Task directions –
Provide the records once more, identical to the original.

Record excerpts –
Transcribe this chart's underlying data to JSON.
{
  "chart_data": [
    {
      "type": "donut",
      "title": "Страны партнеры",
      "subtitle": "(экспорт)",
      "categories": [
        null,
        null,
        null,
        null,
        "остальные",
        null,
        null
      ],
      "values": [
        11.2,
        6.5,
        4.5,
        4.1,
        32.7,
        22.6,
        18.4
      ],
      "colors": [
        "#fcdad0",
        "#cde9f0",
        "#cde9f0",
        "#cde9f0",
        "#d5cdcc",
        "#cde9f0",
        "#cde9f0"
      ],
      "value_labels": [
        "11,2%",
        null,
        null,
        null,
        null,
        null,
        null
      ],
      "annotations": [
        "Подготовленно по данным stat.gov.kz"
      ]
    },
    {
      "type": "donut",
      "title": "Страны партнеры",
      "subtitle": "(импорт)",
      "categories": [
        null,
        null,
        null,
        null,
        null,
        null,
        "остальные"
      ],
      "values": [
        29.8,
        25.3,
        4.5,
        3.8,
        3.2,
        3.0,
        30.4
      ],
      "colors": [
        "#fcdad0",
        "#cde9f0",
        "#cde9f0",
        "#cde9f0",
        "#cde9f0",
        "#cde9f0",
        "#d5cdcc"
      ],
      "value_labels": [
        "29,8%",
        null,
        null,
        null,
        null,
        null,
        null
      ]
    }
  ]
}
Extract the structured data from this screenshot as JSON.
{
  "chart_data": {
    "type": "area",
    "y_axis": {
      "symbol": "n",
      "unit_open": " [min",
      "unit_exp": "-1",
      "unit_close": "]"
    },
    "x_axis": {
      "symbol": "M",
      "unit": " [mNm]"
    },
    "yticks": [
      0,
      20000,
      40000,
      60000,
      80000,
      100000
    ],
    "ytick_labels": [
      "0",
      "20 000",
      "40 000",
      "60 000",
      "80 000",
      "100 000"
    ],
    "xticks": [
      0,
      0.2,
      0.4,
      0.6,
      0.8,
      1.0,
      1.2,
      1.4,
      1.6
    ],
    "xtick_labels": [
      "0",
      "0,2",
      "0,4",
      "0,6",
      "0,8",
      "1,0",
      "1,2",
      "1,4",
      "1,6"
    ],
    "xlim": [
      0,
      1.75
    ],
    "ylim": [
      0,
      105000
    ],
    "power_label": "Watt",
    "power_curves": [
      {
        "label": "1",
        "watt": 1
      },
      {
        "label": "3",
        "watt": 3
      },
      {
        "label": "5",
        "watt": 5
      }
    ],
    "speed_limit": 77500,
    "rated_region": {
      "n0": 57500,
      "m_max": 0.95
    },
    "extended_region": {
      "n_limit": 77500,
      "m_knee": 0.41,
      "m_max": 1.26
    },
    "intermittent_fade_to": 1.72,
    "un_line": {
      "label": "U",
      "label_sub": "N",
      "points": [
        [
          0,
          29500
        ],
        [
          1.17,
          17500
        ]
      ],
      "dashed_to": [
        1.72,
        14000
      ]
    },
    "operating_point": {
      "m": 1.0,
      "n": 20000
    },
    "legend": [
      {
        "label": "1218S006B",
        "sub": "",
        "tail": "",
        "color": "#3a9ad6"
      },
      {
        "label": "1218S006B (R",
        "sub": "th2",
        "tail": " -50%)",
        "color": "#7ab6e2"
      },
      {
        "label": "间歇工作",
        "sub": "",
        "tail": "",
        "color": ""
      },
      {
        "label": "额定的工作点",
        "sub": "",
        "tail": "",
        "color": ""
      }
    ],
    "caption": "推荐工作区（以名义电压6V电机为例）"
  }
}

The result –
Transcribe this chart's underlying data to JSON.
{
  "chart_data": [
    {
      "type": "donut",
      "title": "Страны партнеры",
      "subtitle": "(экспорт)",
      "categories": [
        null,
        null,
        null,
        null,
        "остальные",
        null,
        null
      ],
      "values": [
        11.2,
        6.5,
        4.5,
        4.1,
        32.7,
        22.6,
        18.4
      ],
      "colors": [
        "#fcdad0",
        "#cde9f0",
        "#cde9f0",
        "#cde9f0",
        "#d5cdcc",
        "#cde9f0",
        "#cde9f0"
      ],
      "value_labels": [
        "11,2%",
        null,
        null,
        null,
        null,
        null,
        null
      ],
      "annotations": [
        "Подготовленно по данным stat.gov.kz"
      ]
    },
    {
      "type": "donut",
      "title": "Страны партнеры",
      "subtitle": "(импорт)",
      "categories": [
        null,
        null,
        null,
        null,
        null,
        null,
        "остальные"
      ],
      "values": [
        29.8,
        25.3,
        4.5,
        3.8,
        3.2,
        3.0,
        30.4
      ],
      "colors": [
        "#fcdad0",
        "#cde9f0",
        "#cde9f0",
        "#cde9f0",
        "#cde9f0",
        "#cde9f0",
        "#d5cdcc"
      ],
      "value_labels": [
        "29,8%",
        null,
        null,
        null,
        null,
        null,
        null
      ]
    }
  ]
}
Extract the structured data from this screenshot as JSON.
{
  "chart_data": {
    "type": "area",
    "y_axis": {
      "symbol": "n",
      "unit_open": " [min",
      "unit_exp": "-1",
      "unit_close": "]"
    },
    "x_axis": {
      "symbol": "M",
      "unit": " [mNm]"
    },
    "yticks": [
      0,
      20000,
      40000,
      60000,
      80000,
      100000
    ],
    "ytick_labels": [
      "0",
      "20 000",
      "40 000",
      "60 000",
      "80 000",
      "100 000"
    ],
    "xticks": [
      0,
      0.2,
      0.4,
      0.6,
      0.8,
      1.0,
      1.2,
      1.4,
      1.6
    ],
    "xtick_labels": [
      "0",
      "0,2",
      "0,4",
      "0,6",
      "0,8",
      "1,0",
      "1,2",
      "1,4",
      "1,6"
    ],
    "xlim": [
      0,
      1.75
    ],
    "ylim": [
      0,
      105000
    ],
    "power_label": "Watt",
    "power_curves": [
      {
        "label": "1",
        "watt": 1
      },
      {
        "label": "3",
        "watt": 3
      },
      {
        "label": "5",
        "watt": 5
      }
    ],
    "speed_limit": 77500,
    "rated_region": {
      "n0": 57500,
      "m_max": 0.95
    },
    "extended_region": {
      "n_limit": 77500,
      "m_knee": 0.41,
      "m_max": 1.26
    },
    "intermittent_fade_to": 1.72,
    "un_line": {
      "label": "U",
      "label_sub": "N",
      "points": [
        [
          0,
          29500
        ],
        [
          1.17,
          17500
        ]
      ],
      "dashed_to": [
        1.72,
        14000
      ]
    },
    "operating_point": {
      "m": 1.0,
      "n": 20000
    },
    "legend": [
      {
        "label": "1218S006B",
        "sub": "",
        "tail": "",
        "color": "#3a9ad6"
      },
      {
        "label": "1218S006B (R",
        "sub": "th2",
        "tail": " -50%)",
        "color": "#7ab6e2"
      },
      {
        "label": "间歇工作",
        "sub": "",
        "tail": "",
        "color": ""
      },
      {
        "label": "额定的工作点",
        "sub": "",
        "tail": "",
        "color": ""
      }
    ],
    "caption": "推荐工作区（以名义电压6V电机为例）"
  }
}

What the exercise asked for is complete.